◆ Listed records ◆

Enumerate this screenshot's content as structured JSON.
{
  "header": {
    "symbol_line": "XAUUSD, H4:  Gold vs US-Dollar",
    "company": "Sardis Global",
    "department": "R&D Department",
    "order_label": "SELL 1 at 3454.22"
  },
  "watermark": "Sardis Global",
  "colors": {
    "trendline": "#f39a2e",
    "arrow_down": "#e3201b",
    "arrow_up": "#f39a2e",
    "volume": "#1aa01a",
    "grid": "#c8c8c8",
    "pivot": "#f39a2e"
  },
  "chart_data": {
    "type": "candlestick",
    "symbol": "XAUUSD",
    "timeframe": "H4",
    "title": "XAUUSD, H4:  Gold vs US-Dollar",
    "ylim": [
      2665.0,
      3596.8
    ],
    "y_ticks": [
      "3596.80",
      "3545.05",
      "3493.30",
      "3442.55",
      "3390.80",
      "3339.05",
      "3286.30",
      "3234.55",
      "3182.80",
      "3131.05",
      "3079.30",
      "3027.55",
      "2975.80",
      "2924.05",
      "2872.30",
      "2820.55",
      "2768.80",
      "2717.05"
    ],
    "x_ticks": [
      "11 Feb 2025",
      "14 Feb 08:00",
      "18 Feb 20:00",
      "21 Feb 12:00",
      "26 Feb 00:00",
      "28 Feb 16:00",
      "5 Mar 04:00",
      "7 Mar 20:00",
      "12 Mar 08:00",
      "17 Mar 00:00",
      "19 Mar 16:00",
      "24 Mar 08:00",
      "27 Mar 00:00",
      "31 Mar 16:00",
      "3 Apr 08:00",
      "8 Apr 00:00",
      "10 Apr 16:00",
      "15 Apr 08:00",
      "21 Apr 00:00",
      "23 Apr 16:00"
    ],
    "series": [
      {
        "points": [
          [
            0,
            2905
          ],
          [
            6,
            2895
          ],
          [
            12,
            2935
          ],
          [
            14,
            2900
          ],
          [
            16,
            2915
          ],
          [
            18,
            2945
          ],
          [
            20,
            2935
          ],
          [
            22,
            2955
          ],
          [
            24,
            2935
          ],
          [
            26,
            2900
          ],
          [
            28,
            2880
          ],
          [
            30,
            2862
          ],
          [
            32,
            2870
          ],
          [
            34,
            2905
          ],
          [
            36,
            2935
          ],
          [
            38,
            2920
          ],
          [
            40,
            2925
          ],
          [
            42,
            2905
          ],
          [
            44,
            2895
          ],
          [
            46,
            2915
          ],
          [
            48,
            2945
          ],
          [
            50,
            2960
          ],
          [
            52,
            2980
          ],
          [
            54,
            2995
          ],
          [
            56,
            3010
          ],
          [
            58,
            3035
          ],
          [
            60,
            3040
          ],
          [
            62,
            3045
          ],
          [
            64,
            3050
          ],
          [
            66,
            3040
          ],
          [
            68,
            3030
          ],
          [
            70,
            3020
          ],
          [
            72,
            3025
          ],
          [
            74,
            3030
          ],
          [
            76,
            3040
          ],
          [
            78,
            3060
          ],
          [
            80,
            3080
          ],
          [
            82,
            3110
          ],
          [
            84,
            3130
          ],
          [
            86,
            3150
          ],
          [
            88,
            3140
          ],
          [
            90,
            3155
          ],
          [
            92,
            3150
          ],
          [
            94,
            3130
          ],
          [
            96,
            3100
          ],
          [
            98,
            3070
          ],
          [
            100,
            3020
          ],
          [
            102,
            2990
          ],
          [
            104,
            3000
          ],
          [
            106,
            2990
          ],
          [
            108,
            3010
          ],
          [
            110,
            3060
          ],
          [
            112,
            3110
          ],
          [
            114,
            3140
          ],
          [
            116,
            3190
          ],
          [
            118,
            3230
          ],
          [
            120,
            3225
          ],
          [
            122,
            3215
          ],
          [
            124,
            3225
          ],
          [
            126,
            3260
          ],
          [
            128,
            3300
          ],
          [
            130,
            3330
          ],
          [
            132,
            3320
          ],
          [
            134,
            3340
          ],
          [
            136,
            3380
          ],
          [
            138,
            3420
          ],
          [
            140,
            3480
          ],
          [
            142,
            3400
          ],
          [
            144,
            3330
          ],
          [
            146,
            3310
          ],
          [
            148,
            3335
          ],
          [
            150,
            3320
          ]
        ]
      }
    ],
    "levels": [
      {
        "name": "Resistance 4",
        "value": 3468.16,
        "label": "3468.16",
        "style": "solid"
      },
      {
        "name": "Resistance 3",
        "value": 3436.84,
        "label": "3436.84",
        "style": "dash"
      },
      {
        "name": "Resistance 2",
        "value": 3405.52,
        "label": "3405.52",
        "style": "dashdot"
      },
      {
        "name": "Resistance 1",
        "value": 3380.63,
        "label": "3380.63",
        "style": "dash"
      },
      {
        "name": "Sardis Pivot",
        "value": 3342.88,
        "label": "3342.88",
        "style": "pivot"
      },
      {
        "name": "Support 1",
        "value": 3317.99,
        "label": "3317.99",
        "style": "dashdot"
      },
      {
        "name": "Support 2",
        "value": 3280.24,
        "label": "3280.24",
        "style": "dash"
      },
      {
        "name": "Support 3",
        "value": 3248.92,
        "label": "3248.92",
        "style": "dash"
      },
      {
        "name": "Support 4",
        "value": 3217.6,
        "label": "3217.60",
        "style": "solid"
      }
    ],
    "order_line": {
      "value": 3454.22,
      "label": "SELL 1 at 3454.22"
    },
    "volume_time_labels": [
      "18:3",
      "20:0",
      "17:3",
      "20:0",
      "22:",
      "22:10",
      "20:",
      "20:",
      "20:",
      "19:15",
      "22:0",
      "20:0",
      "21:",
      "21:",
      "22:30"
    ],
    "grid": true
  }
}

◆ What is required ◆
Give back each line above precisely as it stands.

◆ Result of the exercise ◆
Enumerate this screenshot's content as structured JSON.
{
  "header": {
    "symbol_line": "XAUUSD, H4:  Gold vs US-Dollar",
    "company": "Sardis Global",
    "department": "R&D Department",
    "order_label": "SELL 1 at 3454.22"
  },
  "watermark": "Sardis Global",
  "colors": {
    "trendline": "#f39a2e",
    "arrow_down": "#e3201b",
    "arrow_up": "#f39a2e",
    "volume": "#1aa01a",
    "grid": "#c8c8c8",
    "pivot": "#f39a2e"
  },
  "chart_data": {
    "type": "candlestick",
    "symbol": "XAUUSD",
    "timeframe": "H4",
    "title": "XAUUSD, H4:  Gold vs US-Dollar",
    "ylim": [
      2665.0,
      3596.8
    ],
    "y_ticks": [
      "3596.80",
      "3545.05",
      "3493.30",
      "3442.55",
      "3390.80",
      "3339.05",
      "3286.30",
      "3234.55",
      "3182.80",
      "3131.05",
      "3079.30",
      "3027.55",
      "2975.80",
      "2924.05",
      "2872.30",
      "2820.55",
      "2768.80",
      "2717.05"
    ],
    "x_ticks": [
      "11 Feb 2025",
      "14 Feb 08:00",
      "18 Feb 20:00",
      "21 Feb 12:00",
      "26 Feb 00:00",
      "28 Feb 16:00",
      "5 Mar 04:00",
      "7 Mar 20:00",
      "12 Mar 08:00",
      "17 Mar 00:00",
      "19 Mar 16:00",
      "24 Mar 08:00",
      "27 Mar 00:00",
      "31 Mar 16:00",
      "3 Apr 08:00",
      "8 Apr 00:00",
      "10 Apr 16:00",
      "15 Apr 08:00",
      "21 Apr 00:00",
      "23 Apr 16:00"
    ],
    "series": [
      {
        "points": [
          [
            0,
            2905
          ],
          [
            6,
            2895
          ],
          [
            12,
            2935
          ],
          [
            14,
            2900
          ],
          [
            16,
            2915
          ],
          [
            18,
            2945
          ],
          [
            20,
            2935
          ],
          [
            22,
            2955
          ],
          [
            24,
            2935
          ],
          [
            26,
            2900
          ],
          [
            28,
            2880
          ],
          [
            30,
            2862
          ],
          [
            32,
            2870
          ],
          [
            34,
            2905
          ],
          [
            36,
            2935
          ],
          [
            38,
            2920
          ],
          [
            40,
            2925
          ],
          [
            42,
            2905
          ],
          [
            44,
            2895
          ],
          [
            46,
            2915
          ],
          [
            48,
            2945
          ],
          [
            50,
            2960
          ],
          [
            52,
            2980
          ],
          [
            54,
            2995
          ],
          [
            56,
            3010
          ],
          [
            58,
            3035
          ],
          [
            60,
            3040
          ],
          [
            62,
            3045
          ],
          [
            64,
            3050
          ],
          [
            66,
            3040
          ],
          [
            68,
            3030
          ],
          [
            70,
            3020
          ],
          [
            72,
            3025
          ],
          [
            74,
            3030
          ],
          [
            76,
            3040
          ],
          [
            78,
            3060
          ],
          [
            80,
            3080
          ],
          [
            82,
            3110
          ],
          [
            84,
            3130
          ],
          [
            86,
            3150
          ],
          [
            88,
            3140
          ],
          [
            90,
            3155
          ],
          [
            92,
            3150
          ],
          [
            94,
            3130
          ],
          [
            96,
            3100
          ],
          [
            98,
            3070
          ],
          [
            100,
            3020
          ],
          [
            102,
            2990
          ],
          [
            104,
            3000
          ],
          [
            106,
            2990
          ],
          [
            108,
            3010
          ],
          [
            110,
            3060
          ],
          [
            112,
            3110
          ],
          [
            114,
            3140
          ],
          [
            116,
            3190
          ],
          [
            118,
            3230
          ],
          [
            120,
            3225
          ],
          [
            122,
            3215
          ],
          [
            124,
            3225
          ],
          [
            126,
            3260
          ],
          [
            128,
            3300
          ],
          [
            130,
            3330
          ],
          [
            132,
            3320
          ],
          [
            134,
            3340
          ],
          [
            136,
            3380
          ],
          [
            138,
            3420
          ],
          [
            140,
            3480
          ],
          [
            142,
            3400
          ],
          [
            144,
            3330
          ],
          [
            146,
            3310
          ],
          [
            148,
            3335
          ],
          [
            150,
            3320
          ]
        ]
      }
    ],
    "levels": [
      {
        "name": "Resistance 4",
        "value": 3468.16,
        "label": "3468.16",
        "style": "solid"
      },
      {
        "name": "Resistance 3",
        "value": 3436.84,
        "label": "3436.84",
        "style": "dash"
      },
      {
        "name": "Resistance 2",
        "value": 3405.52,
        "label": "3405.52",
        "style": "dashdot"
      },
      {
        "name": "Resistance 1",
        "value": 3380.63,
        "label": "3380.63",
        "style": "dash"
      },
      {
        "name": "Sardis Pivot",
        "value": 3342.88,
        "label": "3342.88",
        "style": "pivot"
      },
      {
        "name": "Support 1",
        "value": 3317.99,
        "label": "3317.99",
        "style": "dashdot"
      },
      {
        "name": "Support 2",
        "value": 3280.24,
        "label": "3280.24",
        "style": "dash"
      },
      {
        "name": "Support 3",
        "value": 3248.92,
        "label": "3248.92",
        "style": "dash"
      },
      {
        "name": "Support 4",
        "value": 3217.6,
        "label": "3217.60",
        "style": "solid"
      }
    ],
    "order_line": {
      "value": 3454.22,
      "label": "SELL 1 at 3454.22"
    },
    "volume_time_labels": [
      "18:3",
      "20:0",
      "17:3",
      "20:0",
      "22:",
      "22:10",
      "20:",
      "20:",
      "20:",
      "19:15",
      "22:0",
      "20:0",
      "21:",
      "21:",
      "22:30"
    ],
    "grid": true
  }
}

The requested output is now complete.